Text block |
____________________

# SIZING PHOTOS



## Melissa Miller (Aug 2, 2006)

Lets see if I can pull this off. 
Here is how you size photos in PHOTOSHOP. Im pretty sure Adobe Photoshop Elements is the same way. 

First you go to Image at the top, then scroll down to Image Size. 
See attached.


----------



## Melissa Miller (Aug 2, 2006)

PS If you click on these photos, they get bigger. If anyone needs me to zoom them in closer I can. 

Then once in Image Size, you want to FIRST change the pixels or dpi. My photo was 300, because its a big file. I will change that to 72. 
THEN at the top, I will change the longest side ( the one with the most pixels) to 700 pixels. SEE PHOTOS.


----------



## Melissa Miller (Aug 2, 2006)

When you then save your photo by hitting "Save As"
The jpeg box pops up. 

Take it down to "7". Dont leave it at max, which is 12. 

Did this help anyone?

If you tell me what programs you use, I can tell you how to size the photos in them. I just have to find out.


----------



## Melissa Miller (Aug 2, 2006)

If anyone wants to know how to make a photo of whats on their desktop, like I just did, here it is on a mac: ( It will save to your desktop)

On a Mac:
1. To capture the whole screen press "Command+Shift+3"

2. To select a certain area (crop) press "Command+Shift+4

3. To automatically add the selection (#2) to the clip board press "Command+Shift+4" and hold down the control key

In OS X, they are saved in pdf format, which you can open and edit in PS.

ON A PC:

http://graphicssoft.about.com/cs/general/ht/winscreenshot.htm


----------



## DAJsMom (Oct 27, 2006)

Thank you!

____________________

Written problem A |
Decide whether each statement agrees with the photo-sizing thread. Answer yes or no, and quote the words that decide it.
(i) The dpi should be changed before the longest side is set to 700 pixels.
(ii) When saving, the JPEG quality should stay at its maximum of 12.
(iii) On a Mac running OS X, screen captures are saved as PNG files.
Written problem B |
Set down the photo-sizing thread word for word, everything from "3. To automatically" down to "(Oct 27, 2006)".

____________________

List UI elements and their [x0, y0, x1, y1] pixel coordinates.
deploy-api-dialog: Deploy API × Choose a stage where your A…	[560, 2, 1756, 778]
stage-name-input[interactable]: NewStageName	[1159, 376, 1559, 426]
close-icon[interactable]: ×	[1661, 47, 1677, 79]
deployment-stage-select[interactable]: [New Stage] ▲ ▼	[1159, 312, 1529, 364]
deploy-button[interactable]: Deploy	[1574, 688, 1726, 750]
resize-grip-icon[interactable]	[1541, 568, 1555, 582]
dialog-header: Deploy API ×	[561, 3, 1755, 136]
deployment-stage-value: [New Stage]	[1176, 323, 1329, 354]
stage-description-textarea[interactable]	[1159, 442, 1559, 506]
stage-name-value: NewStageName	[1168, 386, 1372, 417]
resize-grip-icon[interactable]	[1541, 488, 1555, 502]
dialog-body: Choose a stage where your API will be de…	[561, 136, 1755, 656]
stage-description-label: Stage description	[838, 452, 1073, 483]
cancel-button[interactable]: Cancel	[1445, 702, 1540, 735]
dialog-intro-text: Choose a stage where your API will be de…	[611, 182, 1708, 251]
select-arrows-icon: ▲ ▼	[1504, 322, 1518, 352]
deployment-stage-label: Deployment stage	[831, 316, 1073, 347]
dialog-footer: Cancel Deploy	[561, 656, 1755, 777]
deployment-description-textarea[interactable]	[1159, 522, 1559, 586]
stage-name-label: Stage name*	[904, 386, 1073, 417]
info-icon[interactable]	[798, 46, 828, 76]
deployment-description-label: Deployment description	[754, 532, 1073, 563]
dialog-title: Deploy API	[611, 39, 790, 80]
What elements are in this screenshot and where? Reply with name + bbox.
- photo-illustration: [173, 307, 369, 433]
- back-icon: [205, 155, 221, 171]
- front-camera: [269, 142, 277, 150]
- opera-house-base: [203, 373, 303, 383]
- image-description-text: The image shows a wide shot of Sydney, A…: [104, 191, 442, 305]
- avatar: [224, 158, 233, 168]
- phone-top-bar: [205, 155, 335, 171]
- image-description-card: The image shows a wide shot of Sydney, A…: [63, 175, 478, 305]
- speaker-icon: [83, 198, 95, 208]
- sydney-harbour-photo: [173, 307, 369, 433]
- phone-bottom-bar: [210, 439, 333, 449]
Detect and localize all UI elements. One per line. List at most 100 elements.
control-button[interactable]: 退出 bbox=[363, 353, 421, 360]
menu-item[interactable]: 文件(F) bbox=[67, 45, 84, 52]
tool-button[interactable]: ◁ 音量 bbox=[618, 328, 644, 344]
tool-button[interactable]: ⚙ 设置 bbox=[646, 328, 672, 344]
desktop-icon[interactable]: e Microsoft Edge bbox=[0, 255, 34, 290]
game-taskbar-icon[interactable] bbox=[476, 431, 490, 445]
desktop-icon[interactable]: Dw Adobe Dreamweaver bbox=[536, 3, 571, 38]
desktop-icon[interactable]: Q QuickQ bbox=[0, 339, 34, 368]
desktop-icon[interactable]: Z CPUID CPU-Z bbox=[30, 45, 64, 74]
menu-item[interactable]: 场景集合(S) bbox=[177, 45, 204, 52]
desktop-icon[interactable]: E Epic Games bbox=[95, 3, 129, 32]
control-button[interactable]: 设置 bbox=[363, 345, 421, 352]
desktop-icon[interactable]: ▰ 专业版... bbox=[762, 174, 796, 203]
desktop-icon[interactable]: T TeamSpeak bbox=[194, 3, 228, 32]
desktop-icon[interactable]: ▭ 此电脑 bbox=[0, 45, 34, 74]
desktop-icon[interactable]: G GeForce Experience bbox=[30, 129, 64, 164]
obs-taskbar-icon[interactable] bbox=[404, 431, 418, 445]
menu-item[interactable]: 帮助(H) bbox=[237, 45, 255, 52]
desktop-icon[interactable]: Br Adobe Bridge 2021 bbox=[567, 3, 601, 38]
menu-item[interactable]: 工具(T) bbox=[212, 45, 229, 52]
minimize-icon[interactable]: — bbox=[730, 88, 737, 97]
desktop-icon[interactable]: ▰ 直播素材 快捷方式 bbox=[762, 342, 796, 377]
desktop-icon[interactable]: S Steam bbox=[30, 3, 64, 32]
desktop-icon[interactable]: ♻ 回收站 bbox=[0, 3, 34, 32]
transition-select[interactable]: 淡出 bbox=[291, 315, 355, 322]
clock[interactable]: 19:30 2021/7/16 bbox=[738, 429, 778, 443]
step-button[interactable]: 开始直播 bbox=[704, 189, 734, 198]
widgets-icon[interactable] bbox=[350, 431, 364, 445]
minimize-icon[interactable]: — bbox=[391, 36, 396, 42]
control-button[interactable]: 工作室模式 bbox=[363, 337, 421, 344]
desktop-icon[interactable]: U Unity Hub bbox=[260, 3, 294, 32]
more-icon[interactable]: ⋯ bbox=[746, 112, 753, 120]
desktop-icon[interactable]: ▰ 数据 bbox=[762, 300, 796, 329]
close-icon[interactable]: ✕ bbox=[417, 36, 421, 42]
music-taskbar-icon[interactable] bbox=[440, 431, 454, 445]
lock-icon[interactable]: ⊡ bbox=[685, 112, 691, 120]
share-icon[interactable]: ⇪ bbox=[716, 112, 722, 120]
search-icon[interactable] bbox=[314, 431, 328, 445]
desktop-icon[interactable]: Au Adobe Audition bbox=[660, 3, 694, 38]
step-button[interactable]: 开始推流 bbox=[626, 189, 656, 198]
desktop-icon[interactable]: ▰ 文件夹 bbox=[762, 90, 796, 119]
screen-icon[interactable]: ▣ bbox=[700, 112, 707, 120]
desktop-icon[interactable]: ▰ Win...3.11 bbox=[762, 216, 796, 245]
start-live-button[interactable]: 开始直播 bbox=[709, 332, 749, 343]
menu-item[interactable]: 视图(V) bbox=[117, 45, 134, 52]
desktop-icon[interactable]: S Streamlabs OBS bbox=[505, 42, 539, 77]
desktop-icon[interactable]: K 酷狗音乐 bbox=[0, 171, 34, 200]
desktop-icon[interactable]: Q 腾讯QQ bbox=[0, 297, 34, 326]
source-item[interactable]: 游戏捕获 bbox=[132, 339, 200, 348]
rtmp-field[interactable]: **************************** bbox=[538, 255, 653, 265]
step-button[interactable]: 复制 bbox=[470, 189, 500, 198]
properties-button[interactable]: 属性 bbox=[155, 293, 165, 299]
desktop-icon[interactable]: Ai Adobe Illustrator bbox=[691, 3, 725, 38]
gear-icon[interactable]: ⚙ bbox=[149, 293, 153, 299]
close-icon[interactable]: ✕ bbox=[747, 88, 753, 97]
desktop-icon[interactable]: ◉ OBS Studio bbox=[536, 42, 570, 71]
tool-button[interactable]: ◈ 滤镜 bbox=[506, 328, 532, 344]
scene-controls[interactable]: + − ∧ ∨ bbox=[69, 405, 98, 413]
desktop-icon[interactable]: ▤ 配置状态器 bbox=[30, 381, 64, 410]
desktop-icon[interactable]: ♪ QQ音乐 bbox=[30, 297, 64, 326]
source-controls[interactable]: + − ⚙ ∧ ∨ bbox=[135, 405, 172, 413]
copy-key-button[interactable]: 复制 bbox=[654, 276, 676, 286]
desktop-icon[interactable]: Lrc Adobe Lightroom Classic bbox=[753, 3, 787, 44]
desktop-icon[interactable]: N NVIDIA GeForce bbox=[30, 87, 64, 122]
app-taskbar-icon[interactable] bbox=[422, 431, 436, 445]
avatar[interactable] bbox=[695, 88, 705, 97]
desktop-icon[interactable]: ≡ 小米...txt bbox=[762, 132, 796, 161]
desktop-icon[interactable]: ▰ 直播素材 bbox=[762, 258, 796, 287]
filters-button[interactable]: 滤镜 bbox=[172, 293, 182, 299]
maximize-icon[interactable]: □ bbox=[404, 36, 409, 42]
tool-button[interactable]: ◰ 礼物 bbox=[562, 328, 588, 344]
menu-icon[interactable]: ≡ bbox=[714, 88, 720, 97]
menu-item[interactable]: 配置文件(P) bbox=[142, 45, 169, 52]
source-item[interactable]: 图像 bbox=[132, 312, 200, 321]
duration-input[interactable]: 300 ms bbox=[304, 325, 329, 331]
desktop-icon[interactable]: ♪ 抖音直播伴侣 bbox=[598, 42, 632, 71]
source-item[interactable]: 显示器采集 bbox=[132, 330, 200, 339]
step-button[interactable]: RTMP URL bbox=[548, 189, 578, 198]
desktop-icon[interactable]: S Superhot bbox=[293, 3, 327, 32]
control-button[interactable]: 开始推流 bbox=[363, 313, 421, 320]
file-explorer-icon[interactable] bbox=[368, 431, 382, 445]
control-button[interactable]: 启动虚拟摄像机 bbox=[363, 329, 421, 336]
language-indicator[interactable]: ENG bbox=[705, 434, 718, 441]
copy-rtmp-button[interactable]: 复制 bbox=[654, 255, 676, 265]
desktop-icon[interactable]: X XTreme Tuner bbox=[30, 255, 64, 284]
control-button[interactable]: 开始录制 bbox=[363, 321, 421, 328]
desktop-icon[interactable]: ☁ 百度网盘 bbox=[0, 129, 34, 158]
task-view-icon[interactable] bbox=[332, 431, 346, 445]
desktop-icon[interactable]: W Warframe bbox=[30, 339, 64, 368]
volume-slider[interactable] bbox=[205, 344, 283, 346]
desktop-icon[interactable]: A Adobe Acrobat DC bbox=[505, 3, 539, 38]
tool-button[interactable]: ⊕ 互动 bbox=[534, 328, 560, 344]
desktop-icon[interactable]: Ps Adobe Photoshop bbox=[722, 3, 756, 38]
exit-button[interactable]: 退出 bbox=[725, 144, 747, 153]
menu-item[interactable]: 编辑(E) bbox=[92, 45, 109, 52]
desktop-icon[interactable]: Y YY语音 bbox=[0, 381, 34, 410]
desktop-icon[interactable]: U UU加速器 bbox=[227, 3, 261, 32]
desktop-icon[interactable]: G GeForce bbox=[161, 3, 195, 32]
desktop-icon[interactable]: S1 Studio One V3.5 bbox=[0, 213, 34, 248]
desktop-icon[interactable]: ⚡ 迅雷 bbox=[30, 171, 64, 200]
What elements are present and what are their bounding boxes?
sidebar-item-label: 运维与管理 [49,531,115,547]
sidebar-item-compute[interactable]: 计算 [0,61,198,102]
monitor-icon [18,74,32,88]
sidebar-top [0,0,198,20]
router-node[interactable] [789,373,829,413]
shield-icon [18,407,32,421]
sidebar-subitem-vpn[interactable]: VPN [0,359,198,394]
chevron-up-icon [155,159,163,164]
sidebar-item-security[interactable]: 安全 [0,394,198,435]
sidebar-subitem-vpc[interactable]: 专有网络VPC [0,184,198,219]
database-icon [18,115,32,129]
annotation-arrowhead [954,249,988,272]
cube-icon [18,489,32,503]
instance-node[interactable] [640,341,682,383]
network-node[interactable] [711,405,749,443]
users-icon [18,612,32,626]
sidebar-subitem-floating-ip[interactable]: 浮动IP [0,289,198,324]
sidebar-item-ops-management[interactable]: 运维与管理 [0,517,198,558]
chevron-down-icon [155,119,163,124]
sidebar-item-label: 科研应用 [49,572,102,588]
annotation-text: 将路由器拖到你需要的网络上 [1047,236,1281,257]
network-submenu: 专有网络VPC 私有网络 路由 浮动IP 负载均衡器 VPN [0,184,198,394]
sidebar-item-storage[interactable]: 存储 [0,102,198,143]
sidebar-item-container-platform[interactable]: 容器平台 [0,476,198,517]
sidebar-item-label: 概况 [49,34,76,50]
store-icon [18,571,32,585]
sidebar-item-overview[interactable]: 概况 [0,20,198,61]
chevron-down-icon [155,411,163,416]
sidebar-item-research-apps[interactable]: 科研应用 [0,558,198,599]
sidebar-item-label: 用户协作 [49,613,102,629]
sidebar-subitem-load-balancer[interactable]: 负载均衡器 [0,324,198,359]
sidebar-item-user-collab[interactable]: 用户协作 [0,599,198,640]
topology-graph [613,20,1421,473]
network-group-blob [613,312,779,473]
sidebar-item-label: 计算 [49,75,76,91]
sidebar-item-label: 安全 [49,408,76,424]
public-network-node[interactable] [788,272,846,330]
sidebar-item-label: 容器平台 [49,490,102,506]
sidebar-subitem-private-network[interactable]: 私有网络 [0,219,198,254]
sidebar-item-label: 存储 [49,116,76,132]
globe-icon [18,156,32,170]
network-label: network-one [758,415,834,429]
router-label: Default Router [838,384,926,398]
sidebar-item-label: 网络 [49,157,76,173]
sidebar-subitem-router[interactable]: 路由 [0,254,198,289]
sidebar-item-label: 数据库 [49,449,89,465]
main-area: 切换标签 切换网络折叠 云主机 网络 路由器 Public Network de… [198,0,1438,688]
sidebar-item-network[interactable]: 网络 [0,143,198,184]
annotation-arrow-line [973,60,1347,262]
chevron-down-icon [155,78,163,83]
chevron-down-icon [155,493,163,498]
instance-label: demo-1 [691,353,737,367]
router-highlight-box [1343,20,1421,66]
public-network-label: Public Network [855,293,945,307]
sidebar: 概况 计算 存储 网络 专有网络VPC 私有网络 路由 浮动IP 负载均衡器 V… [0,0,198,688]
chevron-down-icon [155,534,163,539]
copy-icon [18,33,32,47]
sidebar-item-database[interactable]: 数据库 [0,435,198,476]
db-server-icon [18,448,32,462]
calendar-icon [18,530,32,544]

____________________

Exercise response A |
(i) Yes: "Then once in Image Size, you want to FIRST change the pixels or dpi."
(ii) No: "Dont leave it at max, which is 12."
(iii) No: "In OS X, they are saved in pdf format"

Exercise response B |
3. To automatically add the selection (#2) to the clip board press "Command+Shift+4" and hold down the control key

In OS X, they are saved in pdf format, which you can open and edit in PS.

ON A PC:

http://graphicssoft.about.com/cs/general/ht/winscreenshot.htm


----------



## DAJsMom (Oct 27, 2006)